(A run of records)
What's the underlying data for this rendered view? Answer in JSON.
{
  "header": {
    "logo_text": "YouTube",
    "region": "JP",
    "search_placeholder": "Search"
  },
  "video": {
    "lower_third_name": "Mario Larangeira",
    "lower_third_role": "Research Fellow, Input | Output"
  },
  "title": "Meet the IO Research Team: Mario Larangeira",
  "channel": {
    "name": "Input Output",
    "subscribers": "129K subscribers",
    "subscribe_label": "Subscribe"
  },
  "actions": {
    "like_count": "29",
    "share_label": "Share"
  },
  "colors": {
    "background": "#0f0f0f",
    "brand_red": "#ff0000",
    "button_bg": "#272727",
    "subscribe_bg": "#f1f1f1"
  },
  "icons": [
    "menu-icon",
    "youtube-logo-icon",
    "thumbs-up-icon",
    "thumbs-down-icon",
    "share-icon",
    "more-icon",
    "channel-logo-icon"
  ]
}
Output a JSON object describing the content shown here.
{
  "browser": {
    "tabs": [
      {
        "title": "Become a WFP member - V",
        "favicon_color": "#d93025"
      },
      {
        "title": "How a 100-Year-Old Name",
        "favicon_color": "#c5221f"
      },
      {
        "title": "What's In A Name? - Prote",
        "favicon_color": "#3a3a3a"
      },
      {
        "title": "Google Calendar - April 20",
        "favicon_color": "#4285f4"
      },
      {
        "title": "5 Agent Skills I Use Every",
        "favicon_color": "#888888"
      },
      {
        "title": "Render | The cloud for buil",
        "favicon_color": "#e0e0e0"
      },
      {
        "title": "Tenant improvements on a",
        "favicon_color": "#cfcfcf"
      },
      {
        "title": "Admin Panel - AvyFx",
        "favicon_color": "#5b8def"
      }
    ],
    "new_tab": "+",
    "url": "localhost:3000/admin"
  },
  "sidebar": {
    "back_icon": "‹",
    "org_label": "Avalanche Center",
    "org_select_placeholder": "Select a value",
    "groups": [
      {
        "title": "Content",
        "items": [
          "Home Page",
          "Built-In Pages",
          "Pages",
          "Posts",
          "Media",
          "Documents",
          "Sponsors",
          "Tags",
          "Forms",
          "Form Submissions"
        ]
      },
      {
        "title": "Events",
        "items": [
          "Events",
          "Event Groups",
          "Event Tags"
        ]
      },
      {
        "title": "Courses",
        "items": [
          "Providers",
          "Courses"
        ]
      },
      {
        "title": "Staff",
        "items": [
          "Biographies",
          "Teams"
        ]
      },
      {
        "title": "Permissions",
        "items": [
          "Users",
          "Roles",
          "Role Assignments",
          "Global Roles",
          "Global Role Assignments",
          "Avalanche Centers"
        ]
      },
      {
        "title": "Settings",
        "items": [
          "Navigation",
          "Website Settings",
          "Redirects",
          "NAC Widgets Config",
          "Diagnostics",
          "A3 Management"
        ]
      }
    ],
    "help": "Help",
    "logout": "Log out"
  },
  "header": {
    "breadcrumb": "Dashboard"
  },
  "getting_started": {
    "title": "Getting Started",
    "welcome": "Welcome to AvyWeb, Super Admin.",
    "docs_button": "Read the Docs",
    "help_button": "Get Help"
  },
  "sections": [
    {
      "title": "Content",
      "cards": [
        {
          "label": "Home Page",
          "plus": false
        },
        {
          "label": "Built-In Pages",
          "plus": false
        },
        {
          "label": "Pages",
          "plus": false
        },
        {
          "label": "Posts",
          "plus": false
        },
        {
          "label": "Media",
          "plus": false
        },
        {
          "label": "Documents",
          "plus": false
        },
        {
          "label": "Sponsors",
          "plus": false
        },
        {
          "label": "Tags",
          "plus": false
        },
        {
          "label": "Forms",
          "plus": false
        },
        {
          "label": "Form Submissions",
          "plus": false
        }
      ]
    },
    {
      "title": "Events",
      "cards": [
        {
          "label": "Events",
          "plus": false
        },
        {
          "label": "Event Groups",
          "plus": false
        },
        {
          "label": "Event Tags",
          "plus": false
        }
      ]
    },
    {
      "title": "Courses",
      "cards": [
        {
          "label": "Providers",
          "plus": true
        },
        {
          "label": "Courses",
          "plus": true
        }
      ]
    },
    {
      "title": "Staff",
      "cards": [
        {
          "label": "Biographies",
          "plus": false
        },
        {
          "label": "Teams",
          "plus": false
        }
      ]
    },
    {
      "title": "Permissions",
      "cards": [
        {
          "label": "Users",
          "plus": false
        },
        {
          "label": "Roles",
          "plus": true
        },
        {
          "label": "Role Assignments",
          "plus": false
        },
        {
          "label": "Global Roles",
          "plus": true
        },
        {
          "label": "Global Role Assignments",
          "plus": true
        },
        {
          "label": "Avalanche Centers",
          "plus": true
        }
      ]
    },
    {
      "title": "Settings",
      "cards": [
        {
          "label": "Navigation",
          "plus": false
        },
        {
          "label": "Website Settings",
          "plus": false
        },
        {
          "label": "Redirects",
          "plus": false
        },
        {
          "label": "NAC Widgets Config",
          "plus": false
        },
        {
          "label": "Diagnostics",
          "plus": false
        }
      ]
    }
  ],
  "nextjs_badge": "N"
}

*AIM*
Type out the entries again, word for word.

*CORRECT RESULT*
What's the underlying data for this rendered view? Answer in JSON.
{
  "header": {
    "logo_text": "YouTube",
    "region": "JP",
    "search_placeholder": "Search"
  },
  "video": {
    "lower_third_name": "Mario Larangeira",
    "lower_third_role": "Research Fellow, Input | Output"
  },
  "title": "Meet the IO Research Team: Mario Larangeira",
  "channel": {
    "name": "Input Output",
    "subscribers": "129K subscribers",
    "subscribe_label": "Subscribe"
  },
  "actions": {
    "like_count": "29",
    "share_label": "Share"
  },
  "colors": {
    "background": "#0f0f0f",
    "brand_red": "#ff0000",
    "button_bg": "#272727",
    "subscribe_bg": "#f1f1f1"
  },
  "icons": [
    "menu-icon",
    "youtube-logo-icon",
    "thumbs-up-icon",
    "thumbs-down-icon",
    "share-icon",
    "more-icon",
    "channel-logo-icon"
  ]
}
Output a JSON object describing the content shown here.
{
  "browser": {
    "tabs": [
      {
        "title": "Become a WFP member - V",
        "favicon_color": "#d93025"
      },
      {
        "title": "How a 100-Year-Old Name",
        "favicon_color": "#c5221f"
      },
      {
        "title": "What's In A Name? - Prote",
        "favicon_color": "#3a3a3a"
      },
      {
        "title": "Google Calendar - April 20",
        "favicon_color": "#4285f4"
      },
      {
        "title": "5 Agent Skills I Use Every",
        "favicon_color": "#888888"
      },
      {
        "title": "Render | The cloud for buil",
        "favicon_color": "#e0e0e0"
      },
      {
        "title": "Tenant improvements on a",
        "favicon_color": "#cfcfcf"
      },
      {
        "title": "Admin Panel - AvyFx",
        "favicon_color": "#5b8def"
      }
    ],
    "new_tab": "+",
    "url": "localhost:3000/admin"
  },
  "sidebar": {
    "back_icon": "‹",
    "org_label": "Avalanche Center",
    "org_select_placeholder": "Select a value",
    "groups": [
      {
        "title": "Content",
        "items": [
          "Home Page",
          "Built-In Pages",
          "Pages",
          "Posts",
          "Media",
          "Documents",
          "Sponsors",
          "Tags",
          "Forms",
          "Form Submissions"
        ]
      },
      {
        "title": "Events",
        "items": [
          "Events",
          "Event Groups",
          "Event Tags"
        ]
      },
      {
        "title": "Courses",
        "items": [
          "Providers",
          "Courses"
        ]
      },
      {
        "title": "Staff",
        "items": [
          "Biographies",
          "Teams"
        ]
      },
      {
        "title": "Permissions",
        "items": [
          "Users",
          "Roles",
          "Role Assignments",
          "Global Roles",
          "Global Role Assignments",
          "Avalanche Centers"
        ]
      },
      {
        "title": "Settings",
        "items": [
          "Navigation",
          "Website Settings",
          "Redirects",
          "NAC Widgets Config",
          "Diagnostics",
          "A3 Management"
        ]
      }
    ],
    "help": "Help",
    "logout": "Log out"
  },
  "header": {
    "breadcrumb": "Dashboard"
  },
  "getting_started": {
    "title": "Getting Started",
    "welcome": "Welcome to AvyWeb, Super Admin.",
    "docs_button": "Read the Docs",
    "help_button": "Get Help"
  },
  "sections": [
    {
      "title": "Content",
      "cards": [
        {
          "label": "Home Page",
          "plus": false
        },
        {
          "label": "Built-In Pages",
          "plus": false
        },
        {
          "label": "Pages",
          "plus": false
        },
        {
          "label": "Posts",
          "plus": false
        },
        {
          "label": "Media",
          "plus": false
        },
        {
          "label": "Documents",
          "plus": false
        },
        {
          "label": "Sponsors",
          "plus": false
        },
        {
          "label": "Tags",
          "plus": false
        },
        {
          "label": "Forms",
          "plus": false
        },
        {
          "label": "Form Submissions",
          "plus": false
        }
      ]
    },
    {
      "title": "Events",
      "cards": [
        {
          "label": "Events",
          "plus": false
        },
        {
          "label": "Event Groups",
          "plus": false
        },
        {
          "label": "Event Tags",
          "plus": false
        }
      ]
    },
    {
      "title": "Courses",
      "cards": [
        {
          "label": "Providers",
          "plus": true
        },
        {
          "label": "Courses",
          "plus": true
        }
      ]
    },
    {
      "title": "Staff",
      "cards": [
        {
          "label": "Biographies",
          "plus": false
        },
        {
          "label": "Teams",
          "plus": false
        }
      ]
    },
    {
      "title": "Permissions",
      "cards": [
        {
          "label": "Users",
          "plus": false
        },
        {
          "label": "Roles",
          "plus": true
        },
        {
          "label": "Role Assignments",
          "plus": false
        },
        {
          "label": "Global Roles",
          "plus": true
        },
        {
          "label": "Global Role Assignments",
          "plus": true
        },
        {
          "label": "Avalanche Centers",
          "plus": true
        }
      ]
    },
    {
      "title": "Settings",
      "cards": [
        {
          "label": "Navigation",
          "plus": false
        },
        {
          "label": "Website Settings",
          "plus": false
        },
        {
          "label": "Redirects",
          "plus": false
        },
        {
          "label": "NAC Widgets Config",
          "plus": false
        },
        {
          "label": "Diagnostics",
          "plus": false
        }
      ]
    }
  ],
  "nextjs_badge": "N"
}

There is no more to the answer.